◆ Exercise aim
Where does the string "annotation" appear in the records? Copy every line that contains it.

◆ Input for this task
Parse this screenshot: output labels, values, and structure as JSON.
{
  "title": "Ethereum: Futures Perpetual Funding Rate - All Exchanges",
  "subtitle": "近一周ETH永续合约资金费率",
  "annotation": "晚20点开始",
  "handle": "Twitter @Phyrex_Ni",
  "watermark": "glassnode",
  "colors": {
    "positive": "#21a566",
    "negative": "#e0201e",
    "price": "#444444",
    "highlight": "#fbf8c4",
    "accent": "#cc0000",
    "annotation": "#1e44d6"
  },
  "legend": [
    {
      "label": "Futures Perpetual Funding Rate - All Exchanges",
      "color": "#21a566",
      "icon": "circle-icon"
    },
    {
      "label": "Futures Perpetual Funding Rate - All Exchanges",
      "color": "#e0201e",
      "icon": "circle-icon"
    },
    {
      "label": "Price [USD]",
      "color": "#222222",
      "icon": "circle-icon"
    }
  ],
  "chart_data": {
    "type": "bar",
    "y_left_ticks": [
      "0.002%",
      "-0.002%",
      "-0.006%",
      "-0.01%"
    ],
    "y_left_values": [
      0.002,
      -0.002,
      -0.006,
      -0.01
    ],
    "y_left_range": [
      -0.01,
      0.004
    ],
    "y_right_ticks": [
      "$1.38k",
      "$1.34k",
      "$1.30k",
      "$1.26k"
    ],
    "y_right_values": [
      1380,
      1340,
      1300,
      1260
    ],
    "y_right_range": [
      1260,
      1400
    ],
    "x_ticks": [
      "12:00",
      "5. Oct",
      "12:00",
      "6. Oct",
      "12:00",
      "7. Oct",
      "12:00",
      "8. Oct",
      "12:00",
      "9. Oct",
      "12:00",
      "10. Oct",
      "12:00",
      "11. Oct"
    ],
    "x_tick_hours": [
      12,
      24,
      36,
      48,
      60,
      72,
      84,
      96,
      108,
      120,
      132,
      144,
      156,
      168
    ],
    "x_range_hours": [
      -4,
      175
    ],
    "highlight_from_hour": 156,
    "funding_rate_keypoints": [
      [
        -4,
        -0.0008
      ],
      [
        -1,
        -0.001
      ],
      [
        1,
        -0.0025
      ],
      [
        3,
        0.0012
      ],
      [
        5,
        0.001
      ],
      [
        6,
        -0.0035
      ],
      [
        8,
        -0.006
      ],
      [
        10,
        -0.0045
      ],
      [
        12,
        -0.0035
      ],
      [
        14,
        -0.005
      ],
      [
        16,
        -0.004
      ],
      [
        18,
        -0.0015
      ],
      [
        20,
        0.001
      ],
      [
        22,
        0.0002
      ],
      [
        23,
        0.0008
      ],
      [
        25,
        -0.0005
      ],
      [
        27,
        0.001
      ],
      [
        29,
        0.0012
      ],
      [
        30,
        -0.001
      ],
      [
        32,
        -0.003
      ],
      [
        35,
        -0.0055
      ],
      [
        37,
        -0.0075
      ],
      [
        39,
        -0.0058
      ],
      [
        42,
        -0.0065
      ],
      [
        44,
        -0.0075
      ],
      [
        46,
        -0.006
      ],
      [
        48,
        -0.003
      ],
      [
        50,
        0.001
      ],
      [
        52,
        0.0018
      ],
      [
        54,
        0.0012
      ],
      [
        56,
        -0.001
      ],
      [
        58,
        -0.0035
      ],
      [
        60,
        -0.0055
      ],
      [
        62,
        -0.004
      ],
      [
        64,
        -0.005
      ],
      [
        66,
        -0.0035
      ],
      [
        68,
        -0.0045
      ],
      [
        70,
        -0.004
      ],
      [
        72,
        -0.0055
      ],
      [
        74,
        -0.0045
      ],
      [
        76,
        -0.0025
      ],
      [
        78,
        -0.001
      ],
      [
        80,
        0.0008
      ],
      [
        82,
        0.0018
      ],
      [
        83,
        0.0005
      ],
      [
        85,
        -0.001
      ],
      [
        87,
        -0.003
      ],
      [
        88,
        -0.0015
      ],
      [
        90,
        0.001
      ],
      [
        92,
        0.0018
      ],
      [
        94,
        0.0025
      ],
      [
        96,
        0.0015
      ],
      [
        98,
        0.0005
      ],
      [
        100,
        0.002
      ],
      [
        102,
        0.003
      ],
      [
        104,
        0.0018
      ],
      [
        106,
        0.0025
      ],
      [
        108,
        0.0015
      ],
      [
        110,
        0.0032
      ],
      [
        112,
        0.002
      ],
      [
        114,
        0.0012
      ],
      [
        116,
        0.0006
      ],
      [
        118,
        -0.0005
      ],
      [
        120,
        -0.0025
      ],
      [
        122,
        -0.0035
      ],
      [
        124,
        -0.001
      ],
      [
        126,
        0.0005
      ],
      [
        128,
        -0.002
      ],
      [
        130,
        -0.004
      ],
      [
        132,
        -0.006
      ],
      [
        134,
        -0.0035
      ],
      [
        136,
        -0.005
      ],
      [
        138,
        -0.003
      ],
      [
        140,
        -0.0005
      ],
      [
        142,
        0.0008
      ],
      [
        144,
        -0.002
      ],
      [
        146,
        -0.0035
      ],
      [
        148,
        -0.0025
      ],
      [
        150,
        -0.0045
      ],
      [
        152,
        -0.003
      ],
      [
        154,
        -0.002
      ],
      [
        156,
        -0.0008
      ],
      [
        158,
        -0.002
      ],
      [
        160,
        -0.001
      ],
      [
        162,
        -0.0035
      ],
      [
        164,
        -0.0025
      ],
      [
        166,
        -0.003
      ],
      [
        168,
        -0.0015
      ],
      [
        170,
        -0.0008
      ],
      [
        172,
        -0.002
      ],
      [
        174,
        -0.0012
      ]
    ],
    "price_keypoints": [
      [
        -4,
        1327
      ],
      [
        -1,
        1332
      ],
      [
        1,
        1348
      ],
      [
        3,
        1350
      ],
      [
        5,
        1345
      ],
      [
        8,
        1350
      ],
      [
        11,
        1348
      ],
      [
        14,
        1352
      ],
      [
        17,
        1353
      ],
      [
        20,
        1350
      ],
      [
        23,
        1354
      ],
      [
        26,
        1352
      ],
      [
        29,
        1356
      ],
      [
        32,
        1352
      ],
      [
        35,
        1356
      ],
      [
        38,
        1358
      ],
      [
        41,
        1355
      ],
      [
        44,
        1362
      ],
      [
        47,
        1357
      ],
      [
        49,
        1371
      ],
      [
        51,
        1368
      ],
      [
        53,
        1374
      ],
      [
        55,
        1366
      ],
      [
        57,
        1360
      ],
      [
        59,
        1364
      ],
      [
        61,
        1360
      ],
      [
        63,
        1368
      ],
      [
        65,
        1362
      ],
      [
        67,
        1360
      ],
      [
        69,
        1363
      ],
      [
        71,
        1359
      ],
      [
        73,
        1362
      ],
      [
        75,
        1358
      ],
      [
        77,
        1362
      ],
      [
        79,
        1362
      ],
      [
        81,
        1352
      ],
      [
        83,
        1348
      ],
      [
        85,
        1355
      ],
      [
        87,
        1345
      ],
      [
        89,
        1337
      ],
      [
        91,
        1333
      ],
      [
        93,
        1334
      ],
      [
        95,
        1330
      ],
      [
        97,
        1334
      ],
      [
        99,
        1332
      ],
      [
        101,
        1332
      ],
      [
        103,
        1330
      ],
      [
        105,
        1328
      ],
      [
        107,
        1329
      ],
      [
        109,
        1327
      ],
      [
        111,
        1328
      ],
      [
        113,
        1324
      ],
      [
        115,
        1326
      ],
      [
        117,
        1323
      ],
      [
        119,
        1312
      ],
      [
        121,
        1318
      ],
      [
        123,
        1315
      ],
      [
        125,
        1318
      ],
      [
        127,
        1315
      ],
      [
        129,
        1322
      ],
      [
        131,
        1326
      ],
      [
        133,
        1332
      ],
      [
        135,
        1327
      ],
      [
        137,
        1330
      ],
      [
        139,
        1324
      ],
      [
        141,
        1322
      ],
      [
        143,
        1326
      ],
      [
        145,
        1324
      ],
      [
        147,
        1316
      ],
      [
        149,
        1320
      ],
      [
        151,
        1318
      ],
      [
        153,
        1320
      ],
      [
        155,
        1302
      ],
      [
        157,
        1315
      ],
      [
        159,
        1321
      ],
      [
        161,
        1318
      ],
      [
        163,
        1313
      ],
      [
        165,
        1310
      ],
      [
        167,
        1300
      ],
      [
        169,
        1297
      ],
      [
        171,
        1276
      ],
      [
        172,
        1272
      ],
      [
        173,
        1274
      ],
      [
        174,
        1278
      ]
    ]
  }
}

◆ Response to the task
  "annotation": "晚20点开始",
    "annotation": "#1e44d6"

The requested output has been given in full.